**TAREA PLANTEADA A:** Indica si cada afirmación coincide con el fragmento sobre el placer como fin: (i) según el fragmento, Bentham formuló la doctrina hedonista de la manera más estricta; (ii) en la segunda oración del párrafo citado, Bentham distingue claramente entre hedonismo psicológico y hedonismo ético; (iii) la doctrina fue rescatada en los siglos XVII y XVIII. Para cada una, responde sí o no y cita textualmente las palabras decisivas del fragmento.

El placer como fin
La doctrina de que el placer es el único bien último y el dolor el único mal es al menos tan vieja como Epicuro (341-270 a. C.). Pero desde el principio esta doctrina ha sido denunciada como herética por la mayor parte de los moralistas ortodoxos o ascéticos, de tal manera que casi desapareció, hasta que volvió a ser rescatada en los siglos XVII y XVIII. El escritor que entonces la formuló, de la manera más estricta, elaborada y sistemática, fue Jeremy Bentham.[8]
Si podemos juzgarlo por el número de referencias hacia él y hacia sus doctrinas en la literatura sobre el tema —aunque en la mayor parte de los casos se trate de críticas sañudas, o burlonas—, Bentham ha sido el moralista más discutido e influyente de los tiempos modernos. Por tanto puede resultar provechoso comenzar con un análisis de la doctrina hedonista como él la plantea.
Su declaración más conocida (y también la más auténtica)[9] se encuentra en Principles of Morals and Legislation. Los párrafos con que se inicia ese libro son valientes y cautivadores.
La naturaleza ha colocado a la humanidad bajo el gobierno de dos amos soberanos, el dolor y el placer. Solo a ellos les corresponde señalar lo que deberíamos hacer y determinar lo que haremos. Por una parte, el patrón de correcto e incorrecto y, por otra, la concatenación de causas y efectos, están sujetos a su trono. Ellos nos gobiernan en todo lo que hacemos, lo que decimos y lo que pensamos: cada esfuerzo que podamos hacer para liberarnos de este sometimiento sólo servirá para demostrarlo y confirmarlo. De palabra, un hombre puede pretender liberarse de su imperio, pero, en la realidad, permanecerá sujeto todo ese tiempo a él. El principio de utilidad reconoce este sometimiento y lo asume como el fundamento de aquel sistema, cuyo objeto es construir el tejido de la felicidad, a través de la razón y la ley. Los sistemas que intentan cuestionarlo tratan con sonidos en lugar de sentidos, con el capricho en lugar de la razón, con la oscuridad en lugar de la luz.
Debe subrayarse que en la segunda oración de este párrafo Bentham no establece ninguna diferencia entre lo que ha llegado a conocerse desde entonces como la doctrina del hedonismo psicológico (siempre realizamos la acción que esperamos nos proporcione el mayor placer) y la doctrina que ha llegado a conocerse como el hedonismo ético (siempre deberíamos realizar la acción que nos causará el mayor placer o felicidad). Pero dejemos para un capítulo posterior la tarea de desenredar este nudoso problema.

[Entradas de datos guardadas]
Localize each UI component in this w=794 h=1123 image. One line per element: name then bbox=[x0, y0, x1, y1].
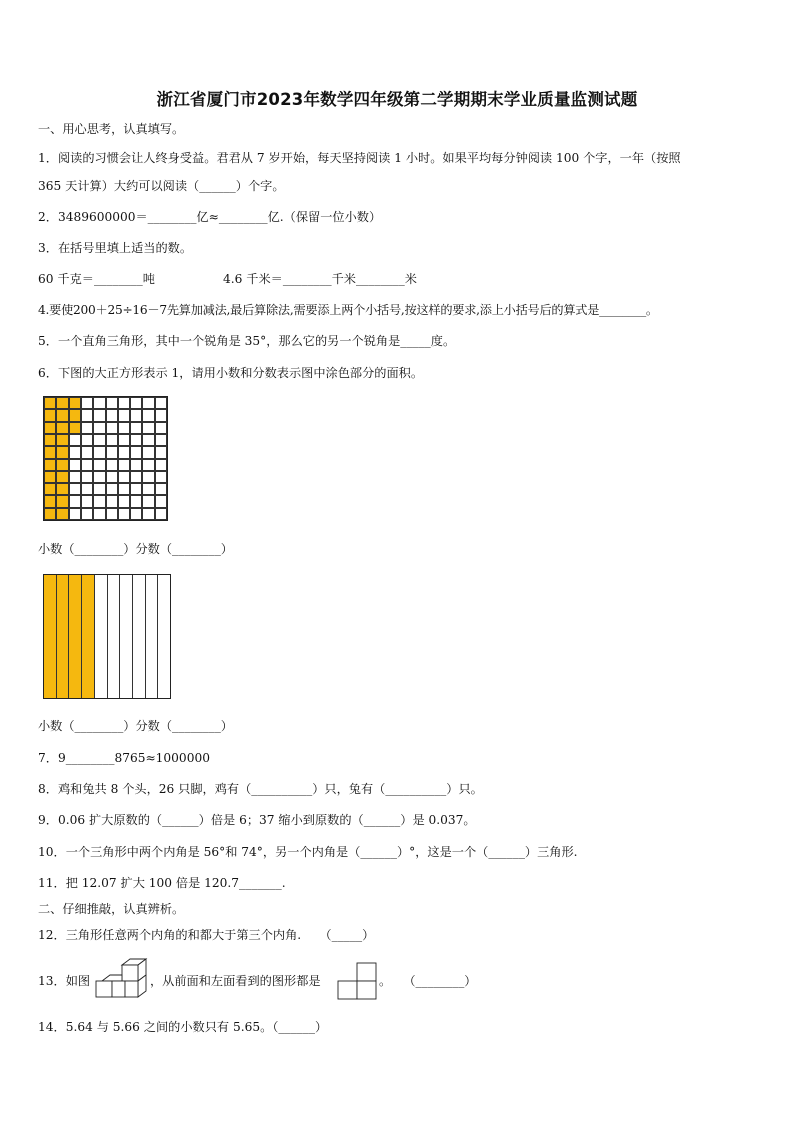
grid-cell bbox=[130, 397, 142, 409]
question-13-suffix: 。 （________） bbox=[379, 974, 477, 988]
grid-cell bbox=[106, 422, 118, 434]
question-9: 9．0.06 扩大原数的（______）倍是 6；37 缩小到原数的（______）是 0.037。 bbox=[38, 813, 476, 827]
grid-cell bbox=[56, 422, 68, 434]
grid-cell bbox=[106, 495, 118, 507]
grid-cell bbox=[106, 459, 118, 471]
grid-cell bbox=[155, 508, 167, 520]
grid-cell bbox=[69, 434, 81, 446]
grid-cell bbox=[142, 434, 154, 446]
grid-cell bbox=[44, 483, 56, 495]
grid-cell bbox=[69, 459, 81, 471]
grid-cell bbox=[130, 495, 142, 507]
hundred-grid-figure bbox=[43, 396, 168, 521]
question-4: 4.要使200＋25÷16－7先算加减法,最后算除法,需要添上两个小括号,按这样的要求,添上小括号后的算式是________。 bbox=[38, 303, 658, 317]
grid-cell bbox=[93, 471, 105, 483]
grid-cell bbox=[118, 422, 130, 434]
grid-cell bbox=[155, 495, 167, 507]
strip-cell bbox=[120, 575, 133, 698]
grid-cell bbox=[81, 397, 93, 409]
grid-cell bbox=[81, 471, 93, 483]
grid-cell bbox=[69, 495, 81, 507]
section-1-heading: 一、用心思考，认真填写。 bbox=[38, 122, 185, 136]
grid-cell bbox=[56, 459, 68, 471]
strip-cell bbox=[133, 575, 146, 698]
grid-cell bbox=[130, 422, 142, 434]
grid-cell bbox=[44, 471, 56, 483]
question-13-prefix: 13．如图 bbox=[38, 974, 91, 988]
grid-cell bbox=[142, 409, 154, 421]
grid-cell bbox=[81, 434, 93, 446]
grid-cell bbox=[155, 409, 167, 421]
strip-cell bbox=[146, 575, 159, 698]
grid-cell bbox=[69, 483, 81, 495]
grid-cell bbox=[81, 446, 93, 458]
grid-cell bbox=[118, 459, 130, 471]
grid-cell bbox=[106, 471, 118, 483]
grid-cell bbox=[142, 471, 154, 483]
question-14: 14．5.64 与 5.66 之间的小数只有 5.65。（______） bbox=[38, 1020, 328, 1034]
ten-strips-figure bbox=[43, 574, 171, 699]
strip-cell bbox=[69, 575, 82, 698]
grid-cell bbox=[106, 397, 118, 409]
grid-cell bbox=[118, 397, 130, 409]
grid-cell bbox=[56, 409, 68, 421]
grid-cell bbox=[155, 471, 167, 483]
grid-cell bbox=[130, 459, 142, 471]
grid-cell bbox=[142, 397, 154, 409]
grid-cell bbox=[69, 446, 81, 458]
question-6: 6．下图的大正方形表示 1，请用小数和分数表示图中涂色部分的面积。 bbox=[38, 366, 424, 380]
grid-cell bbox=[44, 495, 56, 507]
question-11: 11．把 12.07 扩大 100 倍是 120.7_______. bbox=[38, 876, 286, 890]
grid-cell bbox=[142, 508, 154, 520]
grid-cell bbox=[93, 483, 105, 495]
grid-cell bbox=[69, 508, 81, 520]
grid-cell bbox=[93, 397, 105, 409]
question-5: 5．一个直角三角形，其中一个锐角是 35°，那么它的另一个锐角是_____度。 bbox=[38, 334, 456, 348]
grid-cell bbox=[81, 422, 93, 434]
grid-cell bbox=[93, 459, 105, 471]
grid-cell bbox=[142, 459, 154, 471]
strip-cell bbox=[57, 575, 70, 698]
grid-cell bbox=[118, 434, 130, 446]
strip-cell bbox=[108, 575, 121, 698]
grid-cell bbox=[56, 471, 68, 483]
grid-cell bbox=[69, 397, 81, 409]
question-1-line-1: 1．阅读的习惯会让人终身受益。君君从 7 岁开始，每天坚持阅读 1 小时。如果平均每分钟阅读 100 个字，一年（按照 bbox=[38, 151, 681, 165]
grid-cell bbox=[155, 434, 167, 446]
grid-cell bbox=[93, 508, 105, 520]
grid-cell bbox=[130, 471, 142, 483]
grid-cell bbox=[56, 495, 68, 507]
grid-cell bbox=[118, 495, 130, 507]
grid-cell bbox=[142, 495, 154, 507]
question-8: 8．鸡和兔共 8 个头，26 只脚，鸡有（__________）只，兔有（__________）只。 bbox=[38, 782, 483, 796]
question-3-part-a: 60 千克＝________吨 bbox=[38, 272, 155, 286]
grid-cell bbox=[56, 434, 68, 446]
question-13-middle: ，从前面和左面看到的图形都是 bbox=[150, 974, 321, 988]
strip-cell bbox=[44, 575, 57, 698]
grid-cell bbox=[155, 397, 167, 409]
strip-cell bbox=[95, 575, 108, 698]
grid-cell bbox=[118, 508, 130, 520]
question-1-line-2: 365 天计算）大约可以阅读（______）个字。 bbox=[38, 179, 285, 193]
grid-cell bbox=[118, 471, 130, 483]
question-3-part-b: 4.6 千米＝________千米________米 bbox=[223, 272, 417, 286]
grid-cell bbox=[69, 409, 81, 421]
grid-cell bbox=[56, 397, 68, 409]
grid-cell bbox=[130, 483, 142, 495]
grid-cell bbox=[106, 434, 118, 446]
grid-cell bbox=[44, 508, 56, 520]
grid-cell bbox=[130, 434, 142, 446]
question-10: 10．一个三角形中两个内角是 56°和 74°，另一个内角是（______）°，这是一个（______）三角形. bbox=[38, 845, 578, 859]
grid-cell bbox=[93, 495, 105, 507]
grid-cell bbox=[44, 446, 56, 458]
grid-cell bbox=[118, 409, 130, 421]
cube-stack-icon bbox=[94, 957, 150, 1003]
grid-cell bbox=[118, 446, 130, 458]
question-12: 12．三角形任意两个内角的和都大于第三个内角. （_____） bbox=[38, 928, 375, 942]
grid-cell bbox=[56, 508, 68, 520]
grid-cell bbox=[56, 483, 68, 495]
grid-cell bbox=[69, 422, 81, 434]
strip-cell bbox=[82, 575, 95, 698]
grid-cell bbox=[142, 446, 154, 458]
front-view-shape-icon bbox=[336, 962, 378, 1000]
strip-cell bbox=[158, 575, 170, 698]
grid-cell bbox=[81, 495, 93, 507]
grid-cell bbox=[155, 459, 167, 471]
grid-cell bbox=[130, 409, 142, 421]
grid-cell bbox=[106, 483, 118, 495]
grid-cell bbox=[155, 483, 167, 495]
grid-cell bbox=[44, 397, 56, 409]
grid-cell bbox=[106, 446, 118, 458]
section-2-heading: 二、仔细推敲，认真辨析。 bbox=[38, 902, 185, 916]
grid-cell bbox=[44, 422, 56, 434]
grid-cell bbox=[106, 508, 118, 520]
grid-cell bbox=[44, 434, 56, 446]
page-title: 浙江省厦门市2023年数学四年级第二学期期末学业质量监测试题 bbox=[156, 90, 638, 109]
question-2: 2．3489600000＝________亿≈________亿.（保留一位小数） bbox=[38, 210, 382, 224]
question-6-answer-1: 小数（________）分数（________） bbox=[38, 542, 233, 556]
grid-cell bbox=[130, 508, 142, 520]
grid-cell bbox=[69, 471, 81, 483]
grid-cell bbox=[118, 483, 130, 495]
grid-cell bbox=[81, 508, 93, 520]
grid-cell bbox=[93, 422, 105, 434]
grid-cell bbox=[44, 409, 56, 421]
grid-cell bbox=[93, 434, 105, 446]
question-7: 7．9________8765≈1000000 bbox=[38, 751, 210, 765]
question-6-answer-2: 小数（________）分数（________） bbox=[38, 719, 233, 733]
grid-cell bbox=[155, 422, 167, 434]
question-3: 3．在括号里填上适当的数。 bbox=[38, 241, 193, 255]
grid-cell bbox=[44, 459, 56, 471]
grid-cell bbox=[81, 459, 93, 471]
grid-cell bbox=[142, 483, 154, 495]
grid-cell bbox=[142, 422, 154, 434]
grid-cell bbox=[81, 409, 93, 421]
grid-cell bbox=[93, 409, 105, 421]
grid-cell bbox=[155, 446, 167, 458]
grid-cell bbox=[130, 446, 142, 458]
grid-cell bbox=[106, 409, 118, 421]
grid-cell bbox=[81, 483, 93, 495]
grid-cell bbox=[56, 446, 68, 458]
grid-cell bbox=[93, 446, 105, 458]
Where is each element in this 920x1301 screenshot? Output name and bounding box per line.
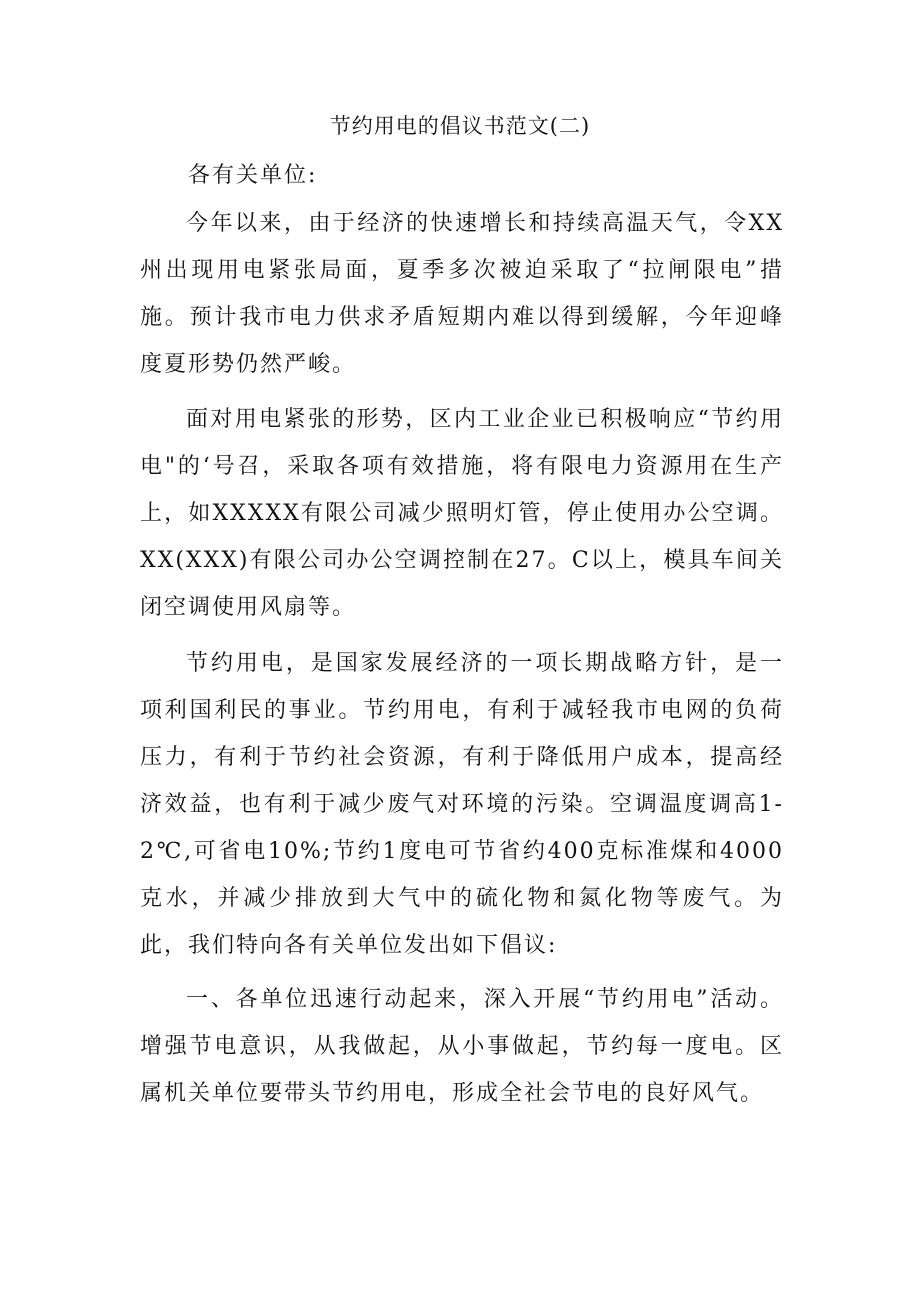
paragraph-4: 一、各单位迅速行动起来，深入开展“节约用电”活动。增强节电意识，从我做起，从小事做起，节约每一度电。区属机关单位要带头节约用电，形成全社会节电的良好风气。 xyxy=(140,987,784,1106)
paragraph-2: 面对用电紧张的形势，区内工业企业已积极响应“节约用电"的‘号召，采取各项有效措施，将有限电力资源用在生产上，如XXXXX有限公司减少照明灯管，停止使用办公空调。XX(XXX)有限公司办公空调控制在27。C以上，模具车间关闭空调使用风扇等。 xyxy=(140,407,784,620)
salutation: 各有关单位: xyxy=(188,163,318,188)
paragraph-1: 今年以来，由于经济的快速增长和持续高温天气，令XX州出现用电紧张局面，夏季多次被迫采取了“拉闸限电”措施。预计我市电力供求矛盾短期内难以得到缓解，今年迎峰度夏形势仍然严峻。 xyxy=(140,211,784,377)
document-title: 节约用电的倡议书范文(二) xyxy=(329,114,591,138)
paragraph-3: 节约用电，是国家发展经济的一项长期战略方针，是一项利国利民的事业。节约用电，有利于减轻我市电网的负荷压力，有利于节约社会资源，有利于降低用户成本，提高经济效益，也有利于减少废气对环境的污染。空调温度调高1-2℃,可省电10%;节约1度电可节省约400克标准煤和4000克水，并减少排放到大气中的硫化物和氮化物等废气。为此，我们特向各有关单位发出如下倡议: xyxy=(140,651,784,958)
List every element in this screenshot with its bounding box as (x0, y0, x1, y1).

**TAREA PLANTEADA B:** Por favor, presenta como lista numerada el tramo de los registros que va desde la línea que contiene "grid-cell bbox=[130, 397, 142, 409]" hasta la línea que contiene "grid-cell bbox=[69, 495, 81, 507]", ambas incluidas, y omite las líneas en blanco.

**RESPUESTA ESCRITA A:**
(i) Sí: "El escritor que entonces la formuló, de la manera más estricta, elaborada y sistemática, fue Jeremy Bentham."
(ii) No: "en la segunda oración de este párrafo Bentham no establece ninguna diferencia entre lo que ha llegado a conocerse desde entonces como la doctrina del hedonismo psicológico"
(iii) Sí: "volvió a ser rescatada en los siglos XVII y XVIII"

**RESPUESTA ESCRITA B:**
1. grid-cell bbox=[130, 397, 142, 409]
2. question-13-suffix: 。 （________） bbox=[379, 974, 477, 988]
3. grid-cell bbox=[106, 422, 118, 434]
4. question-9: 9．0.06 扩大原数的（______）倍是 6；37 缩小到原数的（______）是 0.037。 bbox=[38, 813, 476, 827]
5. grid-cell bbox=[56, 422, 68, 434]
6. grid-cell bbox=[106, 495, 118, 507]
7. grid-cell bbox=[106, 459, 118, 471]
8. grid-cell bbox=[155, 508, 167, 520]
9. grid-cell bbox=[69, 434, 81, 446]
10. grid-cell bbox=[142, 434, 154, 446]
11. grid-cell bbox=[44, 483, 56, 495]
12. grid-cell bbox=[69, 459, 81, 471]
13. grid-cell bbox=[130, 495, 142, 507]
14. hundred-grid-figure bbox=[43, 396, 168, 521]
15. question-4: 4.要使200＋25÷16－7先算加减法,最后算除法,需要添上两个小括号,按这样的要求,添上小括号后的算式是________。 bbox=[38, 303, 658, 317]
16. grid-cell bbox=[93, 471, 105, 483]
17. grid-cell bbox=[118, 422, 130, 434]
18. grid-cell bbox=[155, 495, 167, 507]
19. strip-cell bbox=[120, 575, 133, 698]
20. grid-cell bbox=[81, 397, 93, 409]
21. grid-cell bbox=[81, 471, 93, 483]
22. grid-cell bbox=[69, 495, 81, 507]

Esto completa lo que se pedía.